EXCERPT Block Start
Online Mendelian inheritance in man (OMIM) database features
For a more encompassing regulatory network inference feature set, and addressing limitations of purely data-driven approaches as previously mentioned, 52 features were retrieved from the online mendelian inheritance in man (OMIM) database (Table 3)[49, 50].
Search tool for the retrieval of interacting proteins (STRING) database search
According to criteria specified previously, and together with features determined from the OMIM database, 571 were considered to be temporally changing and potentially informative for regulatory network construction.
These were searched against the STRING database for any remote biological evidence of potential interactions – serving as a priori knowledge guide for our downstream fuzzy logic regulatory network inference. At a false discovery rate of 0.05 and minimum interation confidence of 0.150 (low confidence), retrieved interaction network consisted of 559 nodes and 8, 819 edges. Average node degree was 31.6 and the average local clustering coefficient was 0.312. With an expected number of edges of 7, 659, p-value of protein-protein interaction (PPI) enrichment was < 1e-16. With 238 mapped interactions, AKT was reported to have the most identitfied interactions. Features with only one SRING database-identified interaction were C1orf35, CCDC171, MROH8, OR51B2, PRB3, and RNF223.
EXCERPT Block End
SUPPLIED MATERIAL Block Start
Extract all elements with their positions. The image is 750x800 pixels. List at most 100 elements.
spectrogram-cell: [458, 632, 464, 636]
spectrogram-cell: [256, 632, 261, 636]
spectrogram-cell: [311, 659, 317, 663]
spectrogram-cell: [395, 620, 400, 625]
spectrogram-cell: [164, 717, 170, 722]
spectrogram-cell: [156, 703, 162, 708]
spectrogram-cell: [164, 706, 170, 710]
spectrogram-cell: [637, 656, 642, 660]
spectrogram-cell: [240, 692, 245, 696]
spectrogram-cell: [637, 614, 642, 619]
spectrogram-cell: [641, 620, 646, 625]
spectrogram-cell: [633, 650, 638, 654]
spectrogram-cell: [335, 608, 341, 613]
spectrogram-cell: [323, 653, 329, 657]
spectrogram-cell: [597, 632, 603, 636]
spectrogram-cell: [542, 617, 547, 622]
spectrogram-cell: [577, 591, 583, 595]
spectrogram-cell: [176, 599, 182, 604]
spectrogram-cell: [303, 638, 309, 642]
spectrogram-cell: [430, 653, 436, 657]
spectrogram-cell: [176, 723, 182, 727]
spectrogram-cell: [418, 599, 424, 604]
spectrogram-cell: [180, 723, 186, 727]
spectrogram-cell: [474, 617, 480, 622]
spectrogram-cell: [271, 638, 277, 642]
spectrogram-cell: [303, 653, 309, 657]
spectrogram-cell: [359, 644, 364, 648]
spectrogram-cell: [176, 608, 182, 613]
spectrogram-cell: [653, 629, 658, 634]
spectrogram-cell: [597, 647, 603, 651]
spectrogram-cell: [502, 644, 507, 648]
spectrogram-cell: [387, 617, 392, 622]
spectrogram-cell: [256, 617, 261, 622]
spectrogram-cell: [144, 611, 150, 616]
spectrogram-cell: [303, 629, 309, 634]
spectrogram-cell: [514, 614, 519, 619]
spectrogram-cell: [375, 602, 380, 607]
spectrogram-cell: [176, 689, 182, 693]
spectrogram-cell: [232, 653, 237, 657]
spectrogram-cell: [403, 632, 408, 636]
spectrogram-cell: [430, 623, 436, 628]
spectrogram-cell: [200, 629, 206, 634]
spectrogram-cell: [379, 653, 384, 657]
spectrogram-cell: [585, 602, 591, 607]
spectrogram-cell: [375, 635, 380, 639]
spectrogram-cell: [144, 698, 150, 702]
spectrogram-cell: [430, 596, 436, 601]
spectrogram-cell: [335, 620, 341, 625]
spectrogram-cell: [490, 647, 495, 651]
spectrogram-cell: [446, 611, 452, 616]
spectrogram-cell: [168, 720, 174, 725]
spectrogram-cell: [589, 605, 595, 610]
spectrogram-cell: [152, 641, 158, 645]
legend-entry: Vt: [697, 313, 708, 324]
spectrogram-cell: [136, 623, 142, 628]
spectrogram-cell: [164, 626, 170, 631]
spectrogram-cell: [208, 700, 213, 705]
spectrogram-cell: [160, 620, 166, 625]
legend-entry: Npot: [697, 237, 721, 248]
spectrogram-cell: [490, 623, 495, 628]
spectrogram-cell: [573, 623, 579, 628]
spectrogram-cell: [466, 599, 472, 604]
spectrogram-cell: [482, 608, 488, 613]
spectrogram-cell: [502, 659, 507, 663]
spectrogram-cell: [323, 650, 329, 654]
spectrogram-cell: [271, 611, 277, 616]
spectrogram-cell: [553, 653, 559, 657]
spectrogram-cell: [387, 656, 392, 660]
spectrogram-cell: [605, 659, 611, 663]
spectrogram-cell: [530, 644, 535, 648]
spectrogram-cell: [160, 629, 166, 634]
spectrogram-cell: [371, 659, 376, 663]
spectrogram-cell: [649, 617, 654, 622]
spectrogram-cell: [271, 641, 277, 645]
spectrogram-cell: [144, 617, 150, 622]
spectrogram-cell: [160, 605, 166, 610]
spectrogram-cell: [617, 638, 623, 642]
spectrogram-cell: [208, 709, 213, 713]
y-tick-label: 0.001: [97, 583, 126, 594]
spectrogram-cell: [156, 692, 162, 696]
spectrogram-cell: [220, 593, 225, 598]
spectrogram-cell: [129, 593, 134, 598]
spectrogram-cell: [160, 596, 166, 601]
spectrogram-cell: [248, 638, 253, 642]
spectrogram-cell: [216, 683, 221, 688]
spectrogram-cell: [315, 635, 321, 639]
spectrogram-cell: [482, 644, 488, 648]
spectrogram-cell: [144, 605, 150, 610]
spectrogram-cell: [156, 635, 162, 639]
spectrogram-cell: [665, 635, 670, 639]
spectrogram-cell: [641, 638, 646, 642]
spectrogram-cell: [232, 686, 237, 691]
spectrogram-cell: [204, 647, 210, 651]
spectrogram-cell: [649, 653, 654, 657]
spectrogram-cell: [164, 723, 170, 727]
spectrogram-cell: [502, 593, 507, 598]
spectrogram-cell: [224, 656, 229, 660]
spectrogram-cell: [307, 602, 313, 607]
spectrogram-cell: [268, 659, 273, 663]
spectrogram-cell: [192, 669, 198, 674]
SUPPLIED MATERIAL Block End
◆ EXERCISE PROMPT ◆
Please transcribe the excerpt above about the OMIM and STRING databases in full, reproducing every word, number, and spelling character for character.

◆ WRITTEN ANSWER ◆
Online Mendelian inheritance in man (OMIM) database features
For a more encompassing regulatory network inference feature set, and addressing limitations of purely data-driven approaches as previously mentioned, 52 features were retrieved from the online mendelian inheritance in man (OMIM) database (Table 3)[49, 50].
Search tool for the retrieval of interacting proteins (STRING) database search
According to criteria specified previously, and together with features determined from the OMIM database, 571 were considered to be temporally changing and potentially informative for regulatory network construction.
These were searched against the STRING database for any remote biological evidence of potential interactions – serving as a priori knowledge guide for our downstream fuzzy logic regulatory network inference. At a false discovery rate of 0.05 and minimum interation confidence of 0.150 (low confidence), retrieved interaction network consisted of 559 nodes and 8, 819 edges. Average node degree was 31.6 and the average local clustering coefficient was 0.312. With an expected number of edges of 7, 659, p-value of protein-protein interaction (PPI) enrichment was < 1e-16. With 238 mapped interactions, AKT was reported to have the most identitfied interactions. Features with only one SRING database-identified interaction were C1orf35, CCDC171, MROH8, OR51B2, PRB3, and RNF223.